[Records from a collection]
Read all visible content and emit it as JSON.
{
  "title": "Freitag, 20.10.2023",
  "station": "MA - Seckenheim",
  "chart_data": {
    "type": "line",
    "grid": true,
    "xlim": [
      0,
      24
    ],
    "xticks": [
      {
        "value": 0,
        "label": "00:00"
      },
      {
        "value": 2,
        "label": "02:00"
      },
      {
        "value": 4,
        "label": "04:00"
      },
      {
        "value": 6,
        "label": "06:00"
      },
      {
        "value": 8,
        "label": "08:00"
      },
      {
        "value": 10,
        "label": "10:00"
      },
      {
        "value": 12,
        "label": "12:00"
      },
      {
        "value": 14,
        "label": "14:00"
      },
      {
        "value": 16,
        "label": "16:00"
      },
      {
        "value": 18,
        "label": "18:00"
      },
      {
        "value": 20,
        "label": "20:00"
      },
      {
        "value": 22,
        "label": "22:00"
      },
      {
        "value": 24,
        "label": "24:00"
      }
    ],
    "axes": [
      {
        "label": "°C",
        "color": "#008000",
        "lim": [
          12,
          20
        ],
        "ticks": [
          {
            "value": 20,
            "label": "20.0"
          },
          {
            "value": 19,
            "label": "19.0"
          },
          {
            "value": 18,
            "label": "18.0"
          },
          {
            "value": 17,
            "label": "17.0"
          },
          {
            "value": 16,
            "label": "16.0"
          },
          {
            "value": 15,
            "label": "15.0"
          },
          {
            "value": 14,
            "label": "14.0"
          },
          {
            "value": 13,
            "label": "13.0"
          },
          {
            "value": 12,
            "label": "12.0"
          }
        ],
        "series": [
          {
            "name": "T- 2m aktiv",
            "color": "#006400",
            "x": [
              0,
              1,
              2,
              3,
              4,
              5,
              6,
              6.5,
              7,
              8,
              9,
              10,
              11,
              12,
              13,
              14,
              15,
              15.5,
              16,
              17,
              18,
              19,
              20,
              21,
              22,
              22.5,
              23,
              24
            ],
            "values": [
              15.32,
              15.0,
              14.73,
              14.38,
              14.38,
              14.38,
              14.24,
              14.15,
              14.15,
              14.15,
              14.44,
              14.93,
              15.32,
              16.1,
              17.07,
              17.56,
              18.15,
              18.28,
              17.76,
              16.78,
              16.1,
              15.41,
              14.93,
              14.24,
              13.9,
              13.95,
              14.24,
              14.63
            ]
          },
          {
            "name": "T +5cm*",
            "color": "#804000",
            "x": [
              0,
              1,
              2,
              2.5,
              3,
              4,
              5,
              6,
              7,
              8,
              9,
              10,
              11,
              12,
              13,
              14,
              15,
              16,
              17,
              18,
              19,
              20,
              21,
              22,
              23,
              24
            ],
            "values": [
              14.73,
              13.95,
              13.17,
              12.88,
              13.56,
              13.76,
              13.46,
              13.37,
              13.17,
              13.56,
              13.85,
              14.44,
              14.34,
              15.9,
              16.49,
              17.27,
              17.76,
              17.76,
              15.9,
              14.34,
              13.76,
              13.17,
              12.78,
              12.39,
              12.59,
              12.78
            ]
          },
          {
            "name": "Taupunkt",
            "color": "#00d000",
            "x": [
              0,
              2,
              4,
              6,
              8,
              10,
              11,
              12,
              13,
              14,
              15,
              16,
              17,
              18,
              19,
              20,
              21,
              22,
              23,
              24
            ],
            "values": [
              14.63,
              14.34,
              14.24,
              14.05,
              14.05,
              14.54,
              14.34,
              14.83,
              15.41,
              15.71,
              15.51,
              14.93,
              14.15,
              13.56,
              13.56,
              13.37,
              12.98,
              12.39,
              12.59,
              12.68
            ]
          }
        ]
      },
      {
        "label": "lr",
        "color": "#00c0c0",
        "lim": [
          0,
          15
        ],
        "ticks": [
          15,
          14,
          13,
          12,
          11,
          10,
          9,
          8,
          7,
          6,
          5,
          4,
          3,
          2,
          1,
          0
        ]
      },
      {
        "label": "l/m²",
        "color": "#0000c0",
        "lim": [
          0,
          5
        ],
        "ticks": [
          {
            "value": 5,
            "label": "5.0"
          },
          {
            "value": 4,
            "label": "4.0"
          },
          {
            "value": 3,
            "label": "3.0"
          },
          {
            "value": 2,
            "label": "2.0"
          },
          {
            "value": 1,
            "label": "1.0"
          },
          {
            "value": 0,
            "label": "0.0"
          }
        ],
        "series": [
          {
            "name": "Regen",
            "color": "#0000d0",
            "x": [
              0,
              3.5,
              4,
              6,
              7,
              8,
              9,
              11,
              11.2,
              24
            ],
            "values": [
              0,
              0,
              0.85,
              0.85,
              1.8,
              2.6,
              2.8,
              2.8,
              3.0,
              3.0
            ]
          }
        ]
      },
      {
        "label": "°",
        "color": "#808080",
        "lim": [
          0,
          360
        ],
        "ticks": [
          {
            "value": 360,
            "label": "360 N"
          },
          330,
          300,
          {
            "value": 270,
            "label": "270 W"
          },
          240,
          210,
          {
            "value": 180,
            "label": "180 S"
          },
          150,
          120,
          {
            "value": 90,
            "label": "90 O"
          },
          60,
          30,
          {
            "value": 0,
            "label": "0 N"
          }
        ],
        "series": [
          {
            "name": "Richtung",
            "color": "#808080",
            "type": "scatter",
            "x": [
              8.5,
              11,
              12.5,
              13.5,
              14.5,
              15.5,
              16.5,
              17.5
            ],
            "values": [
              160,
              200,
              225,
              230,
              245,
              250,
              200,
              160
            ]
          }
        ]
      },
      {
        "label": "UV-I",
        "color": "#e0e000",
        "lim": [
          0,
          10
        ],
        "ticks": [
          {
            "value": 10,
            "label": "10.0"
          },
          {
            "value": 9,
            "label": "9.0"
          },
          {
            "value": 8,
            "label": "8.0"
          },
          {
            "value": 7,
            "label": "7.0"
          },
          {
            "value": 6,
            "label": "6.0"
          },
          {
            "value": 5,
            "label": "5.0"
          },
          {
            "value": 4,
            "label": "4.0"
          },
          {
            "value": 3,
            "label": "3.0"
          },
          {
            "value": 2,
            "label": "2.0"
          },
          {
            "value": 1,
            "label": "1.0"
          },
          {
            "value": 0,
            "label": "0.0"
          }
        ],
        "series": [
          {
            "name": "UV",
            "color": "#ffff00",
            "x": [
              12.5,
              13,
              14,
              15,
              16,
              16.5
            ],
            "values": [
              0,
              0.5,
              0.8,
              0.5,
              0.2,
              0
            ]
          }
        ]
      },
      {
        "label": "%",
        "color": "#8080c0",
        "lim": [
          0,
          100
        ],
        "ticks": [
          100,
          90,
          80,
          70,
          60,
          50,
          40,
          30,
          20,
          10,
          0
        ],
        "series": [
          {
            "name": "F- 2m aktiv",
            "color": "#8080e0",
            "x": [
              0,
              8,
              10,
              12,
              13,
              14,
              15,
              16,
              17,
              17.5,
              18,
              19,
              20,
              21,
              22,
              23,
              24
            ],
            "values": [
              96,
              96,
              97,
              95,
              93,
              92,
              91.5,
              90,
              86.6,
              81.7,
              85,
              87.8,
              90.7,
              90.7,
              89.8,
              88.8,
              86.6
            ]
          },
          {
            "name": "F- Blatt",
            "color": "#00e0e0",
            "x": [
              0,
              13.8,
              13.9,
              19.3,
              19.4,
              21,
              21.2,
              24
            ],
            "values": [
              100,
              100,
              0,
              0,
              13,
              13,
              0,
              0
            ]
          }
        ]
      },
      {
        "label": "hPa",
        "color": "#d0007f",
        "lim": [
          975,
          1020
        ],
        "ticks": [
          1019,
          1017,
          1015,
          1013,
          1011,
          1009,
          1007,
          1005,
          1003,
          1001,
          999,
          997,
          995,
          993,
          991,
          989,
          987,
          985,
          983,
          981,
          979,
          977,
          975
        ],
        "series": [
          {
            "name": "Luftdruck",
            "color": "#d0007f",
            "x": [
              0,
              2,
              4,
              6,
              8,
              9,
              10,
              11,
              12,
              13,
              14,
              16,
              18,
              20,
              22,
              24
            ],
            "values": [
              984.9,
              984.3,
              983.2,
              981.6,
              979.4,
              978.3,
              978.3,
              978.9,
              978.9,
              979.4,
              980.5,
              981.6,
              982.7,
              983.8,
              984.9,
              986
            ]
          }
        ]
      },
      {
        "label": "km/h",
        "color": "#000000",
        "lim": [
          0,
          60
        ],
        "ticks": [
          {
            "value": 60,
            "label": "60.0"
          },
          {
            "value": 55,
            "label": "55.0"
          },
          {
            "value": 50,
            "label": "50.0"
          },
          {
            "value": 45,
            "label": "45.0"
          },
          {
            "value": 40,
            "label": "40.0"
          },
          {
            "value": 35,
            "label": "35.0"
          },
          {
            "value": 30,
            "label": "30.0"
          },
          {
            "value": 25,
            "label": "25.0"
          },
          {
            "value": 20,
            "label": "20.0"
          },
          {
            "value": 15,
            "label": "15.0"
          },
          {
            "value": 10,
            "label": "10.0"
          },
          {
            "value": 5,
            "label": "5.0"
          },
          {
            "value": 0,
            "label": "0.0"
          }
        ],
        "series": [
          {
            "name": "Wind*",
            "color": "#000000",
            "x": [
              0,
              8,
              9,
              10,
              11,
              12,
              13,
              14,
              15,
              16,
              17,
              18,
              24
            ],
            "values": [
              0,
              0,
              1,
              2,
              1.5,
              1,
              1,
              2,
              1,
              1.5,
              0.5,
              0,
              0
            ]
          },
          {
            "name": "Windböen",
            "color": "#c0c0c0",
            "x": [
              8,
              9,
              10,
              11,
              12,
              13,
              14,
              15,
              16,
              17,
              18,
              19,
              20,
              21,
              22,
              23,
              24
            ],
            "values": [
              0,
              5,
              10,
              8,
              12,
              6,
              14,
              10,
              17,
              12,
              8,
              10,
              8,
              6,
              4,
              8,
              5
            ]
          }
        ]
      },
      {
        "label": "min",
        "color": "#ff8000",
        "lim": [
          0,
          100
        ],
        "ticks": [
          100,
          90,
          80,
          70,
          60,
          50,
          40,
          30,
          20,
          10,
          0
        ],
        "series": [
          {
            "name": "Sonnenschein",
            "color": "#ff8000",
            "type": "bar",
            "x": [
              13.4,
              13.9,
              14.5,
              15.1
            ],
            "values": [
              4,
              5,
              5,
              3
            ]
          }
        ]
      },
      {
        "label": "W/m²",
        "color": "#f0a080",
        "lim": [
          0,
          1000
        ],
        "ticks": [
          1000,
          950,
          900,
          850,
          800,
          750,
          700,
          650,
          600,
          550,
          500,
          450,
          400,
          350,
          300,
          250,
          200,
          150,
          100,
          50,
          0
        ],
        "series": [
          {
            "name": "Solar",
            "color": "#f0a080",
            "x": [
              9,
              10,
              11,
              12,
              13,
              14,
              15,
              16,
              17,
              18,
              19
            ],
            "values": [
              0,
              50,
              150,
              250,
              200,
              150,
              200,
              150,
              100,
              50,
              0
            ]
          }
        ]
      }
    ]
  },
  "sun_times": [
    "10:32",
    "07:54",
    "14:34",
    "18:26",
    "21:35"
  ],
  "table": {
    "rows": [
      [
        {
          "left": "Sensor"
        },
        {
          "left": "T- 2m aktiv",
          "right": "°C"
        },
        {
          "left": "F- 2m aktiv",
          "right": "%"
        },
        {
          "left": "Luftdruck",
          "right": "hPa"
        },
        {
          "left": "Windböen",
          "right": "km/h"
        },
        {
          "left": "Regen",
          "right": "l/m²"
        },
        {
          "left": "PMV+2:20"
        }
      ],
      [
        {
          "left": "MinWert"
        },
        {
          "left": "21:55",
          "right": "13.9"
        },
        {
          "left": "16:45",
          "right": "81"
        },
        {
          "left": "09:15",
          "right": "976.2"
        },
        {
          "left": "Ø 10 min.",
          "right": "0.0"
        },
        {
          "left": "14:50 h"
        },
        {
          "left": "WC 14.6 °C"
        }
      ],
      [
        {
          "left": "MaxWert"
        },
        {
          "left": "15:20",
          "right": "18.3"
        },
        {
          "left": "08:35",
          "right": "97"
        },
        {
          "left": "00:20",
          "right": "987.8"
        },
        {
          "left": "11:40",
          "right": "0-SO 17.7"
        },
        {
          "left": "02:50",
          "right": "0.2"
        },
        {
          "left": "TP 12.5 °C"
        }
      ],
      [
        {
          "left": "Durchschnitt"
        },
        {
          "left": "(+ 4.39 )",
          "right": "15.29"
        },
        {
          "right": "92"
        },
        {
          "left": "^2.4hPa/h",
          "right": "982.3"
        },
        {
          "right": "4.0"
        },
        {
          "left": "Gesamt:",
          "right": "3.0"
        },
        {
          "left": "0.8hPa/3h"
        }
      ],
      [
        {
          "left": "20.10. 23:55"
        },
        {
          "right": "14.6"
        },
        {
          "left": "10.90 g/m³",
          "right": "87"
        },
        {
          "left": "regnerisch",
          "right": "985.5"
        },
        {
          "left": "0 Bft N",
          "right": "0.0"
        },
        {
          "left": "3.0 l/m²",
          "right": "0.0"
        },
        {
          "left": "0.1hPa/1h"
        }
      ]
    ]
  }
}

WHAT IS REQUIRED
State the count of lines in the data holding the word "aktiv", adding nothing to it.

THE COMPLETED TASK
4